DATASET
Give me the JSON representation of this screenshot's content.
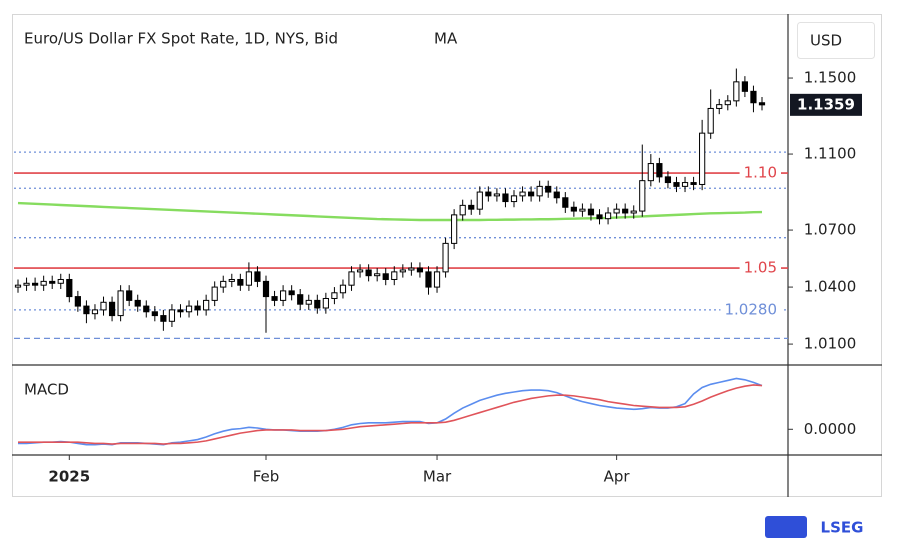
{
  "chart_data": [
    {
      "type": "candlestick",
      "title": "Euro/US Dollar FX Spot Rate, 1D, NYS, Bid",
      "currency": "USD",
      "up_color": "#ffffff",
      "down_color": "#000000",
      "outline_color": "#000000",
      "categories": [
        null,
        null,
        null,
        null,
        null,
        null,
        "2025",
        null,
        null,
        null,
        null,
        null,
        null,
        null,
        null,
        null,
        null,
        null,
        null,
        null,
        null,
        null,
        null,
        null,
        null,
        null,
        null,
        null,
        null,
        "Feb",
        null,
        null,
        null,
        null,
        null,
        null,
        null,
        null,
        null,
        null,
        null,
        null,
        null,
        null,
        null,
        null,
        null,
        null,
        null,
        "Mar",
        null,
        null,
        null,
        null,
        null,
        null,
        null,
        null,
        null,
        null,
        null,
        null,
        null,
        null,
        null,
        null,
        null,
        null,
        null,
        null,
        "Apr",
        null,
        null,
        null,
        null,
        null,
        null,
        null,
        null,
        null,
        null,
        null,
        null,
        null,
        null,
        null,
        null,
        null
      ],
      "open": [
        1.04,
        1.041,
        1.042,
        1.041,
        1.043,
        1.042,
        1.044,
        1.035,
        1.03,
        1.026,
        1.028,
        1.032,
        1.025,
        1.038,
        1.033,
        1.03,
        1.027,
        1.025,
        1.022,
        1.028,
        1.027,
        1.03,
        1.028,
        1.033,
        1.04,
        1.043,
        1.044,
        1.041,
        1.048,
        1.043,
        1.035,
        1.033,
        1.038,
        1.036,
        1.031,
        1.033,
        1.029,
        1.034,
        1.037,
        1.041,
        1.048,
        1.049,
        1.046,
        1.047,
        1.044,
        1.048,
        1.049,
        1.05,
        1.048,
        1.04,
        1.048,
        1.063,
        1.078,
        1.083,
        1.081,
        1.09,
        1.088,
        1.089,
        1.085,
        1.088,
        1.09,
        1.088,
        1.093,
        1.09,
        1.087,
        1.082,
        1.08,
        1.081,
        1.078,
        1.076,
        1.079,
        1.081,
        1.079,
        1.08,
        1.096,
        1.105,
        1.098,
        1.095,
        1.093,
        1.095,
        1.094,
        1.121,
        1.134,
        1.136,
        1.138,
        1.148,
        1.143,
        1.137
      ],
      "high": [
        1.044,
        1.045,
        1.045,
        1.046,
        1.046,
        1.047,
        1.047,
        1.038,
        1.033,
        1.031,
        1.035,
        1.035,
        1.041,
        1.041,
        1.036,
        1.033,
        1.03,
        1.028,
        1.031,
        1.031,
        1.033,
        1.033,
        1.036,
        1.043,
        1.046,
        1.047,
        1.047,
        1.053,
        1.051,
        1.046,
        1.038,
        1.041,
        1.041,
        1.039,
        1.036,
        1.036,
        1.037,
        1.04,
        1.044,
        1.051,
        1.052,
        1.052,
        1.05,
        1.05,
        1.051,
        1.052,
        1.053,
        1.053,
        1.051,
        1.051,
        1.066,
        1.081,
        1.086,
        1.086,
        1.093,
        1.093,
        1.092,
        1.092,
        1.091,
        1.093,
        1.093,
        1.096,
        1.096,
        1.093,
        1.09,
        1.085,
        1.084,
        1.084,
        1.081,
        1.082,
        1.084,
        1.084,
        1.083,
        1.115,
        1.11,
        1.108,
        1.101,
        1.098,
        1.098,
        1.098,
        1.128,
        1.144,
        1.139,
        1.141,
        1.155,
        1.151,
        1.146,
        1.14
      ],
      "low": [
        1.037,
        1.038,
        1.038,
        1.038,
        1.039,
        1.039,
        1.032,
        1.027,
        1.021,
        1.023,
        1.025,
        1.022,
        1.022,
        1.03,
        1.027,
        1.024,
        1.022,
        1.017,
        1.019,
        1.024,
        1.024,
        1.025,
        1.025,
        1.03,
        1.037,
        1.04,
        1.038,
        1.038,
        1.04,
        1.016,
        1.03,
        1.03,
        1.033,
        1.028,
        1.028,
        1.026,
        1.026,
        1.031,
        1.034,
        1.038,
        1.045,
        1.043,
        1.043,
        1.041,
        1.041,
        1.045,
        1.046,
        1.045,
        1.036,
        1.037,
        1.045,
        1.06,
        1.075,
        1.078,
        1.078,
        1.085,
        1.085,
        1.082,
        1.082,
        1.085,
        1.085,
        1.085,
        1.087,
        1.084,
        1.079,
        1.077,
        1.077,
        1.075,
        1.073,
        1.073,
        1.076,
        1.076,
        1.076,
        1.077,
        1.093,
        1.095,
        1.092,
        1.09,
        1.09,
        1.091,
        1.091,
        1.118,
        1.131,
        1.133,
        1.135,
        1.14,
        1.132,
        1.133
      ],
      "close": [
        1.041,
        1.042,
        1.041,
        1.043,
        1.042,
        1.044,
        1.035,
        1.03,
        1.026,
        1.028,
        1.032,
        1.025,
        1.038,
        1.033,
        1.03,
        1.027,
        1.025,
        1.022,
        1.028,
        1.027,
        1.03,
        1.028,
        1.033,
        1.04,
        1.043,
        1.044,
        1.041,
        1.048,
        1.043,
        1.035,
        1.033,
        1.038,
        1.036,
        1.031,
        1.033,
        1.029,
        1.034,
        1.037,
        1.041,
        1.048,
        1.049,
        1.046,
        1.047,
        1.044,
        1.048,
        1.049,
        1.05,
        1.048,
        1.04,
        1.048,
        1.063,
        1.078,
        1.083,
        1.081,
        1.09,
        1.088,
        1.089,
        1.085,
        1.088,
        1.09,
        1.088,
        1.093,
        1.09,
        1.087,
        1.082,
        1.08,
        1.081,
        1.078,
        1.076,
        1.079,
        1.081,
        1.079,
        1.08,
        1.096,
        1.105,
        1.098,
        1.095,
        1.093,
        1.095,
        1.094,
        1.121,
        1.134,
        1.136,
        1.138,
        1.148,
        1.143,
        1.137,
        1.1359
      ],
      "series": [
        {
          "name": "MA",
          "color": "#86dc5f",
          "values": [
            1.0842,
            1.084,
            1.0838,
            1.0836,
            1.0834,
            1.0832,
            1.083,
            1.0828,
            1.0826,
            1.0824,
            1.0822,
            1.082,
            1.0818,
            1.0816,
            1.0814,
            1.0812,
            1.081,
            1.0808,
            1.0806,
            1.0804,
            1.0802,
            1.08,
            1.0798,
            1.0796,
            1.0794,
            1.0792,
            1.079,
            1.0788,
            1.0786,
            1.0784,
            1.0782,
            1.078,
            1.0778,
            1.0776,
            1.0774,
            1.0772,
            1.077,
            1.0768,
            1.0766,
            1.0764,
            1.0762,
            1.076,
            1.0758,
            1.0757,
            1.0756,
            1.0755,
            1.0754,
            1.0753,
            1.0753,
            1.0753,
            1.0753,
            1.0753,
            1.0753,
            1.0753,
            1.0753,
            1.0754,
            1.0754,
            1.0755,
            1.0755,
            1.0756,
            1.0756,
            1.0757,
            1.0757,
            1.0758,
            1.0759,
            1.076,
            1.0761,
            1.0762,
            1.0763,
            1.0764,
            1.0766,
            1.0768,
            1.077,
            1.0772,
            1.0774,
            1.0776,
            1.0778,
            1.078,
            1.0782,
            1.0784,
            1.0786,
            1.0788,
            1.0789,
            1.079,
            1.0791,
            1.0792,
            1.0794,
            1.0795
          ]
        }
      ],
      "levels": [
        {
          "value": 1.111,
          "color": "#6f8fd8",
          "style": "dotted"
        },
        {
          "value": 1.1,
          "label": "1.10",
          "color": "#e0444a",
          "style": "solid"
        },
        {
          "value": 1.092,
          "color": "#6f8fd8",
          "style": "dotted"
        },
        {
          "value": 1.066,
          "color": "#6f8fd8",
          "style": "dotted"
        },
        {
          "value": 1.05,
          "label": "1.05",
          "color": "#e0444a",
          "style": "solid"
        },
        {
          "value": 1.028,
          "label": "1.0280",
          "color": "#6f8fd8",
          "style": "dotted"
        },
        {
          "value": 1.013,
          "color": "#6f8fd8",
          "style": "dashed"
        }
      ],
      "ylim": [
        0.999,
        1.1837
      ],
      "yticks": [
        {
          "value": 1.15,
          "label": "1.1500"
        },
        {
          "value": 1.11,
          "label": "1.1100"
        },
        {
          "value": 1.07,
          "label": "1.0700"
        },
        {
          "value": 1.04,
          "label": "1.0400"
        },
        {
          "value": 1.01,
          "label": "1.0100"
        }
      ]
    },
    {
      "type": "line",
      "title": "MACD",
      "series": [
        {
          "color": "#5b8def",
          "values": [
            -0.0022,
            -0.0022,
            -0.0021,
            -0.002,
            -0.002,
            -0.0019,
            -0.002,
            -0.0022,
            -0.0024,
            -0.0024,
            -0.0023,
            -0.0024,
            -0.0021,
            -0.0021,
            -0.0021,
            -0.0022,
            -0.0023,
            -0.0024,
            -0.0021,
            -0.002,
            -0.0018,
            -0.0016,
            -0.0012,
            -0.0007,
            -0.0003,
            0.0,
            0.0001,
            0.0003,
            0.0002,
            0.0,
            -0.0001,
            -0.0001,
            -0.0002,
            -0.0003,
            -0.0003,
            -0.0003,
            -0.0002,
            0.0,
            0.0003,
            0.0007,
            0.0009,
            0.001,
            0.001,
            0.001,
            0.0011,
            0.0012,
            0.0012,
            0.0012,
            0.0009,
            0.001,
            0.0016,
            0.0025,
            0.0033,
            0.0039,
            0.0045,
            0.0049,
            0.0053,
            0.0056,
            0.0058,
            0.006,
            0.0061,
            0.0061,
            0.006,
            0.0057,
            0.0052,
            0.0047,
            0.0043,
            0.004,
            0.0037,
            0.0035,
            0.0033,
            0.0032,
            0.0031,
            0.0032,
            0.0034,
            0.0033,
            0.0033,
            0.0035,
            0.004,
            0.0055,
            0.0065,
            0.007,
            0.0073,
            0.0076,
            0.0079,
            0.0077,
            0.0073,
            0.0068
          ]
        },
        {
          "color": "#e0545a",
          "values": [
            -0.002,
            -0.002,
            -0.002,
            -0.002,
            -0.002,
            -0.002,
            -0.002,
            -0.002,
            -0.0021,
            -0.0022,
            -0.0022,
            -0.0023,
            -0.0022,
            -0.0022,
            -0.0022,
            -0.0022,
            -0.0022,
            -0.0023,
            -0.0022,
            -0.0022,
            -0.0021,
            -0.002,
            -0.0018,
            -0.0015,
            -0.0012,
            -0.0009,
            -0.0006,
            -0.0004,
            -0.0002,
            -0.0001,
            -0.0001,
            -0.0001,
            -0.0001,
            -0.0002,
            -0.0002,
            -0.0002,
            -0.0002,
            -0.0001,
            0.0,
            0.0002,
            0.0004,
            0.0005,
            0.0006,
            0.0007,
            0.0008,
            0.0009,
            0.001,
            0.001,
            0.001,
            0.001,
            0.0011,
            0.0014,
            0.0018,
            0.0022,
            0.0026,
            0.003,
            0.0034,
            0.0038,
            0.0042,
            0.0045,
            0.0048,
            0.005,
            0.0052,
            0.0053,
            0.0053,
            0.0052,
            0.005,
            0.0048,
            0.0046,
            0.0043,
            0.0041,
            0.0039,
            0.0037,
            0.0036,
            0.0035,
            0.0034,
            0.0034,
            0.0034,
            0.0035,
            0.0039,
            0.0044,
            0.005,
            0.0055,
            0.006,
            0.0064,
            0.0067,
            0.0069,
            0.0068
          ]
        }
      ],
      "ylim": [
        -0.004,
        0.01
      ],
      "yticks": [
        {
          "value": 0,
          "label": "0.0000"
        }
      ]
    }
  ],
  "branding": "LSEG"
}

REQUEST
Search the data for "title". Copy every matching line.

THE OUTPUT
      "title": "Euro/US Dollar FX Spot Rate, 1D, NYS, Bid",
      "title": "MACD",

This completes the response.